▶ [Task prompt] Copy the entries without a single change. Pictures should be dropped.

+ + + + +

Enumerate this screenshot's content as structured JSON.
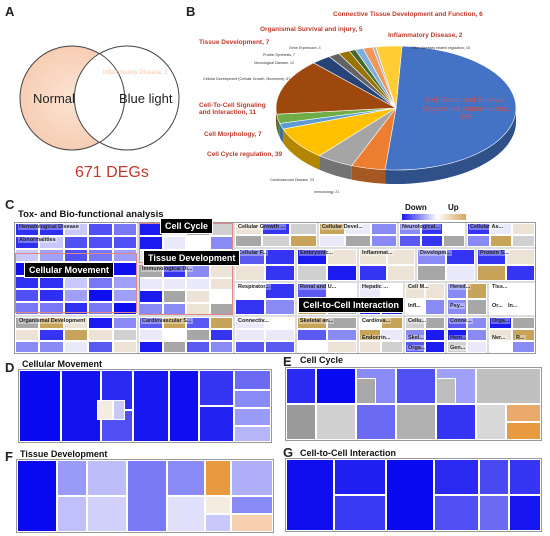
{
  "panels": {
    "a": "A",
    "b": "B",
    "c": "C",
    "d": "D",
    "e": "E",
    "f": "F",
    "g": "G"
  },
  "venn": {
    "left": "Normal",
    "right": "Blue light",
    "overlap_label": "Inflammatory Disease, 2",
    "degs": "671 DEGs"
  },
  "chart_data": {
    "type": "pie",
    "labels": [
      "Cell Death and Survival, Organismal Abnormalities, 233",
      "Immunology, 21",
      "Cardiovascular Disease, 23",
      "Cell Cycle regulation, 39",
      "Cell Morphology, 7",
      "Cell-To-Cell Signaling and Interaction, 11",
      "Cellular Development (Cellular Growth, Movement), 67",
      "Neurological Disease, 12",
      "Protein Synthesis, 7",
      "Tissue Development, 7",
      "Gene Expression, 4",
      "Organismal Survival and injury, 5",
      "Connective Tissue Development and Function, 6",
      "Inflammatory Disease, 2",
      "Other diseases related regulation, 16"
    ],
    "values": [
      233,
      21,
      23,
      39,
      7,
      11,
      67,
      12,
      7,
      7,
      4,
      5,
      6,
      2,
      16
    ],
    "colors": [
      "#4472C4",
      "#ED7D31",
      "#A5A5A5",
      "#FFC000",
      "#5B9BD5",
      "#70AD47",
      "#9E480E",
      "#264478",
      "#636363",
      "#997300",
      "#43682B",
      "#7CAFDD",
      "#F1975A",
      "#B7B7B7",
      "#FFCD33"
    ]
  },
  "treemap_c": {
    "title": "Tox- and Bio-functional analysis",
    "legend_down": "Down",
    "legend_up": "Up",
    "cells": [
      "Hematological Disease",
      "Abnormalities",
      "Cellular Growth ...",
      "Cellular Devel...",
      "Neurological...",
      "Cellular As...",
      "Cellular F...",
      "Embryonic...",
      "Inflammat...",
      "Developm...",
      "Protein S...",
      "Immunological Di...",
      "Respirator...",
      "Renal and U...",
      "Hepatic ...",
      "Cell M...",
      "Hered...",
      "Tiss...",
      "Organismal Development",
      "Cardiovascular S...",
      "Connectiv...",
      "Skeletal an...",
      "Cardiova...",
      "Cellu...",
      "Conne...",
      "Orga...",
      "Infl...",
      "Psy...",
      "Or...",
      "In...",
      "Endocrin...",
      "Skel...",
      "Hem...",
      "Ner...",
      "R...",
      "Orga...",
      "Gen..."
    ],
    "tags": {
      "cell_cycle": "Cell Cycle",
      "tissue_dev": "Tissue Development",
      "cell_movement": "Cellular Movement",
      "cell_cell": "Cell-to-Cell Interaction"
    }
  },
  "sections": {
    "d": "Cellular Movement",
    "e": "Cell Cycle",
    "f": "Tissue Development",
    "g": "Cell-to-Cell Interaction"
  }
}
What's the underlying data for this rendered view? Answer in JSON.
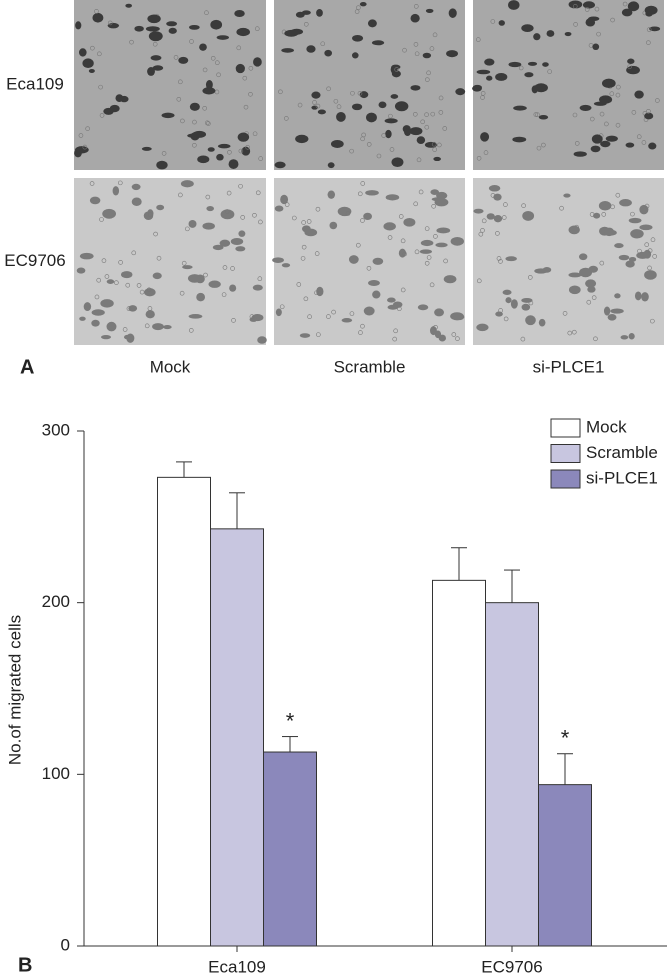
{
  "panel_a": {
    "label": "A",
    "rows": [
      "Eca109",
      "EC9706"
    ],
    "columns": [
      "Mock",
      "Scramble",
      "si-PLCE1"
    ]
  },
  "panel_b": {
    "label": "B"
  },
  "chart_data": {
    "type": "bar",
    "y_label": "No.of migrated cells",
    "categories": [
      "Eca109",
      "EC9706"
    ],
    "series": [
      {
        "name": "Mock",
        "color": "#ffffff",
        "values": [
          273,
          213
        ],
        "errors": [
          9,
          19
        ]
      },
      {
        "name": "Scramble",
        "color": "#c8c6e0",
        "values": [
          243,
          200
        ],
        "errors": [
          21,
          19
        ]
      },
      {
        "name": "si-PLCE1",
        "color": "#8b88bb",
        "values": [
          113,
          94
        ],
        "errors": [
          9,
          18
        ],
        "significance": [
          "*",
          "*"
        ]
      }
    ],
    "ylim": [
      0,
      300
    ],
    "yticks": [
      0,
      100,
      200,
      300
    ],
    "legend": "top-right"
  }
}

+ + + + +

▶ [Exercise response]
Enumerate this screenshot's content as structured JSON.
{
  "panels": {
    "a": "A",
    "b": "B",
    "c": "C",
    "d": "D",
    "e": "E",
    "f": "F",
    "g": "G"
  },
  "venn": {
    "left": "Normal",
    "right": "Blue light",
    "overlap_label": "Inflammatory Disease, 2",
    "degs": "671 DEGs"
  },
  "chart_data": {
    "type": "pie",
    "labels": [
      "Cell Death and Survival, Organismal Abnormalities, 233",
      "Immunology, 21",
      "Cardiovascular Disease, 23",
      "Cell Cycle regulation, 39",
      "Cell Morphology, 7",
      "Cell-To-Cell Signaling and Interaction, 11",
      "Cellular Development (Cellular Growth, Movement), 67",
      "Neurological Disease, 12",
      "Protein Synthesis, 7",
      "Tissue Development, 7",
      "Gene Expression, 4",
      "Organismal Survival and injury, 5",
      "Connective Tissue Development and Function, 6",
      "Inflammatory Disease, 2",
      "Other diseases related regulation, 16"
    ],
    "values": [
      233,
      21,
      23,
      39,
      7,
      11,
      67,
      12,
      7,
      7,
      4,
      5,
      6,
      2,
      16
    ],
    "colors": [
      "#4472C4",
      "#ED7D31",
      "#A5A5A5",
      "#FFC000",
      "#5B9BD5",
      "#70AD47",
      "#9E480E",
      "#264478",
      "#636363",
      "#997300",
      "#43682B",
      "#7CAFDD",
      "#F1975A",
      "#B7B7B7",
      "#FFCD33"
    ]
  },
  "treemap_c": {
    "title": "Tox- and Bio-functional analysis",
    "legend_down": "Down",
    "legend_up": "Up",
    "cells": [
      "Hematological Disease",
      "Abnormalities",
      "Cellular Growth ...",
      "Cellular Devel...",
      "Neurological...",
      "Cellular As...",
      "Cellular F...",
      "Embryonic...",
      "Inflammat...",
      "Developm...",
      "Protein S...",
      "Immunological Di...",
      "Respirator...",
      "Renal and U...",
      "Hepatic ...",
      "Cell M...",
      "Hered...",
      "Tiss...",
      "Organismal Development",
      "Cardiovascular S...",
      "Connectiv...",
      "Skeletal an...",
      "Cardiova...",
      "Cellu...",
      "Conne...",
      "Orga...",
      "Infl...",
      "Psy...",
      "Or...",
      "In...",
      "Endocrin...",
      "Skel...",
      "Hem...",
      "Ner...",
      "R...",
      "Orga...",
      "Gen..."
    ],
    "tags": {
      "cell_cycle": "Cell Cycle",
      "tissue_dev": "Tissue Development",
      "cell_movement": "Cellular Movement",
      "cell_cell": "Cell-to-Cell Interaction"
    }
  },
  "sections": {
    "d": "Cellular Movement",
    "e": "Cell Cycle",
    "f": "Tissue Development",
    "g": "Cell-to-Cell Interaction"
  }
}
What's the underlying data for this rendered view? Answer in JSON.
{
  "panel_a": {
    "label": "A",
    "rows": [
      "Eca109",
      "EC9706"
    ],
    "columns": [
      "Mock",
      "Scramble",
      "si-PLCE1"
    ]
  },
  "panel_b": {
    "label": "B"
  },
  "chart_data": {
    "type": "bar",
    "y_label": "No.of migrated cells",
    "categories": [
      "Eca109",
      "EC9706"
    ],
    "series": [
      {
        "name": "Mock",
        "color": "#ffffff",
        "values": [
          273,
          213
        ],
        "errors": [
          9,
          19
        ]
      },
      {
        "name": "Scramble",
        "color": "#c8c6e0",
        "values": [
          243,
          200
        ],
        "errors": [
          21,
          19
        ]
      },
      {
        "name": "si-PLCE1",
        "color": "#8b88bb",
        "values": [
          113,
          94
        ],
        "errors": [
          9,
          18
        ],
        "significance": [
          "*",
          "*"
        ]
      }
    ],
    "ylim": [
      0,
      300
    ],
    "yticks": [
      0,
      100,
      200,
      300
    ],
    "legend": "top-right"
  }
}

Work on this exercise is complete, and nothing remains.